--- START OF THE INPUT ---

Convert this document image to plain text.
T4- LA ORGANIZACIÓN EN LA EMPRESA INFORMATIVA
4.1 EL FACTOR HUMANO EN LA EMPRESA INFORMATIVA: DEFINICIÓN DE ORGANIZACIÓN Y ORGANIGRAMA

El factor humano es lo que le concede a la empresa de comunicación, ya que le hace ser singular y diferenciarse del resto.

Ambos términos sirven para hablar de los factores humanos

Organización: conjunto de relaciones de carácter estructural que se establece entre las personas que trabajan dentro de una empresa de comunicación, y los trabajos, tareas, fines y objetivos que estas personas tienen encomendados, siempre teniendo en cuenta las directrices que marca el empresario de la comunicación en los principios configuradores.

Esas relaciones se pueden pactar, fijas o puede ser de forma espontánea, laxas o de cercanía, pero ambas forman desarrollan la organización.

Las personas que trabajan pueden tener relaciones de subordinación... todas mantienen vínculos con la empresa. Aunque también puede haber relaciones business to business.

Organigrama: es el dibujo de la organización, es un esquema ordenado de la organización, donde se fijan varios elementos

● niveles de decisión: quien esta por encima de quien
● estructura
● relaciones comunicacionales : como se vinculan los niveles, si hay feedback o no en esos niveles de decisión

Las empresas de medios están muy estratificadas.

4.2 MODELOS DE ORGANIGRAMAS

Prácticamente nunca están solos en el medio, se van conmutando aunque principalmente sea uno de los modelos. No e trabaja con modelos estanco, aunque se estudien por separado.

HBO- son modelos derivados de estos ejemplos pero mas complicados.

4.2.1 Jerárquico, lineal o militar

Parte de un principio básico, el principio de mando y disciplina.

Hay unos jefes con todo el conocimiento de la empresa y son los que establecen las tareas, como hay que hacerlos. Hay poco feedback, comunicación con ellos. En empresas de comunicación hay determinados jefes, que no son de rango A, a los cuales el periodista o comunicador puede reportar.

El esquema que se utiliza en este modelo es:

--- END OF THE INPUT ---
--- START OF THE INPUT ---

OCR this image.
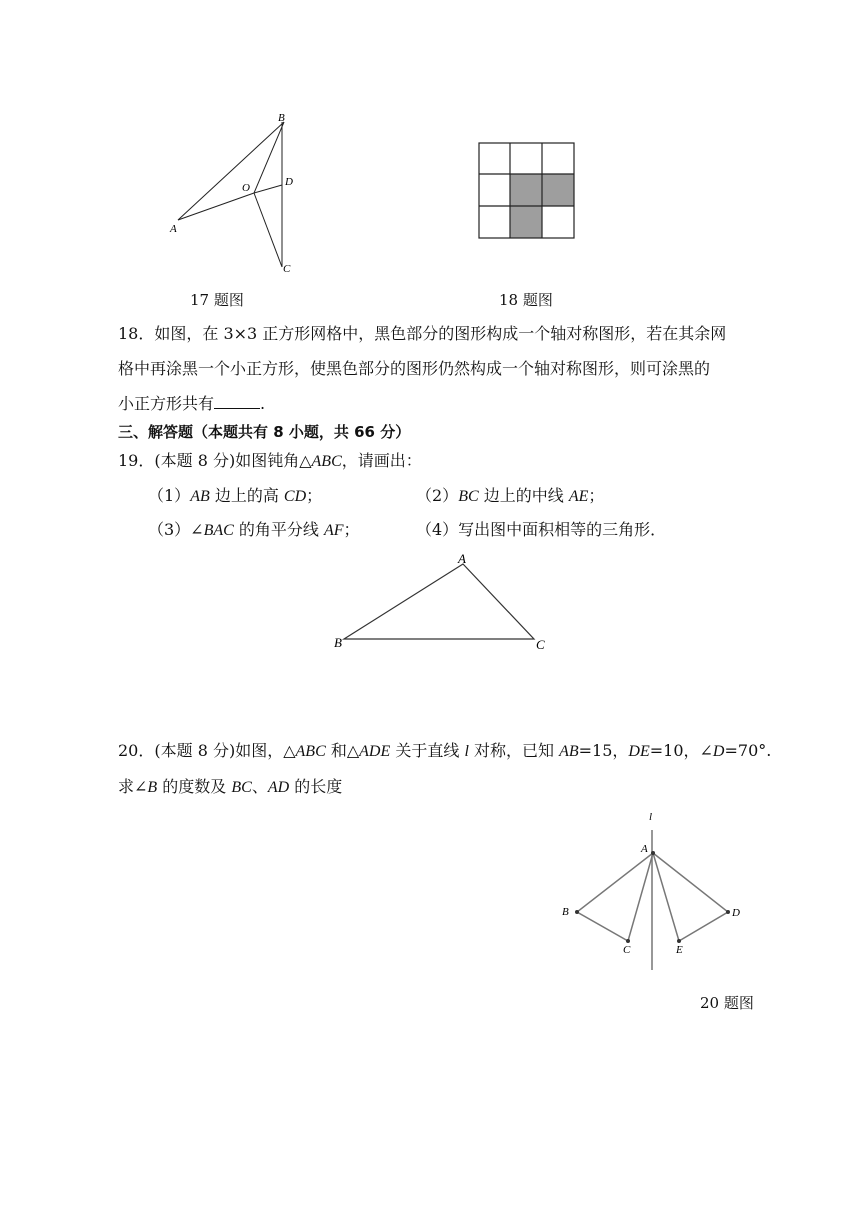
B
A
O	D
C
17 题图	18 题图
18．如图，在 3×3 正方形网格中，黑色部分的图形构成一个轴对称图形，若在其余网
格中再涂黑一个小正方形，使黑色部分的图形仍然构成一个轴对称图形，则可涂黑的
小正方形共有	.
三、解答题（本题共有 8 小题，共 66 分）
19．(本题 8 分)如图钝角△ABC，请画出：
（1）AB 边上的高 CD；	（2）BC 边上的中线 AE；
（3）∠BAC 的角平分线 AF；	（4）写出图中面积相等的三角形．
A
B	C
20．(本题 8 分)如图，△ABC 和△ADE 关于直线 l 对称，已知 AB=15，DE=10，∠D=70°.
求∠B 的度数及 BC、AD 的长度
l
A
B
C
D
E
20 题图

--- END OF THE INPUT ---

WHAT THE TASK ASKS:
In the records, locate each line holding the string "niveles" and copy it.

ANSWER TO THE TASK:
● niveles de decisión: quien esta por encima de quien
● relaciones comunicacionales : como se vinculan los niveles, si hay feedback o no en esos niveles de decisión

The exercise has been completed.